** Start Data for the task **
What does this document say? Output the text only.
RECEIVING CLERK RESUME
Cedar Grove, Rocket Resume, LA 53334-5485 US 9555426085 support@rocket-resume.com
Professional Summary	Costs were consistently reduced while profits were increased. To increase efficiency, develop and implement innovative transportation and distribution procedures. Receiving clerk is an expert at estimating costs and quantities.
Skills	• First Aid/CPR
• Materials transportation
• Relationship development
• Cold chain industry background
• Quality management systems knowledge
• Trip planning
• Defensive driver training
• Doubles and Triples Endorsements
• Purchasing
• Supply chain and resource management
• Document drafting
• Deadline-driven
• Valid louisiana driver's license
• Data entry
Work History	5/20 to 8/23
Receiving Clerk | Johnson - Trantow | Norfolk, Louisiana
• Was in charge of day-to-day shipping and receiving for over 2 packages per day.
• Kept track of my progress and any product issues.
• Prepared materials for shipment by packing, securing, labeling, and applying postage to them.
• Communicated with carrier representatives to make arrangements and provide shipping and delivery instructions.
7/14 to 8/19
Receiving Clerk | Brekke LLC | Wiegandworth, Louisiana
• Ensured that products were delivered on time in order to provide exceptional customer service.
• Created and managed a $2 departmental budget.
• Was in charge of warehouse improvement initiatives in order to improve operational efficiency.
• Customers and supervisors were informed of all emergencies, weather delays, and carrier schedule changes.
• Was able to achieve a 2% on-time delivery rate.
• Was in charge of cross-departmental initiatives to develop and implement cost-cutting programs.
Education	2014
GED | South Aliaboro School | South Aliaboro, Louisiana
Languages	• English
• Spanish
** End Data for the task **
* To do
Return every line in the listing that contains the word "departmental".

* Result of the exercise
• Created and managed a $2 departmental budget.
• Was in charge of cross-departmental initiatives to develop and implement cost-cutting programs.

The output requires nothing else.